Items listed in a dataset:
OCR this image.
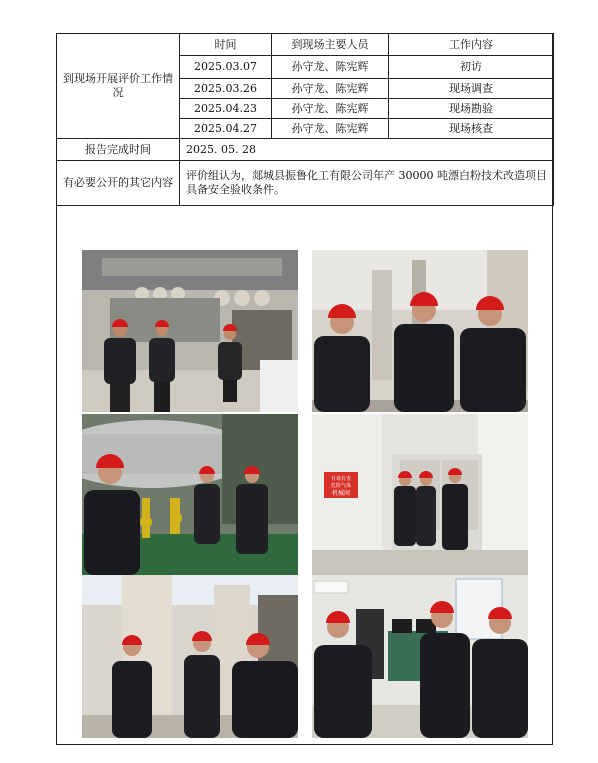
到现场开展评价工作情况	时间	到现场主要人员	工作内容
	2025.03.07	孙守龙、陈宪辉	初访
	2025.03.26	孙守龙、陈宪辉	现场调查
	2025.04.23	孙守龙、陈宪辉	现场勘验
	2025.04.27	孙守龙、陈宪辉	现场核查
报告完成时间	2025. 05. 28		
有必要公开的其它内容	评价组认为，郯城县振鲁化工有限公司年产 30000 吨漂白粉技术改造项目具备安全验收条件。		
有毒有害
危险气体
机械间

▸ **EXERCISE INSTRUCTIONS**: Exactly reproduce the entries above, minus the pictures.

▸ **REPLY**:
OCR this image.
到现场开展评价工作情况	时间	到现场主要人员	工作内容
	2025.03.07	孙守龙、陈宪辉	初访
	2025.03.26	孙守龙、陈宪辉	现场调查
	2025.04.23	孙守龙、陈宪辉	现场勘验
	2025.04.27	孙守龙、陈宪辉	现场核查
报告完成时间	2025. 05. 28		
有必要公开的其它内容	评价组认为，郯城县振鲁化工有限公司年产 30000 吨漂白粉技术改造项目具备安全验收条件。		
有毒有害
危险气体
机械间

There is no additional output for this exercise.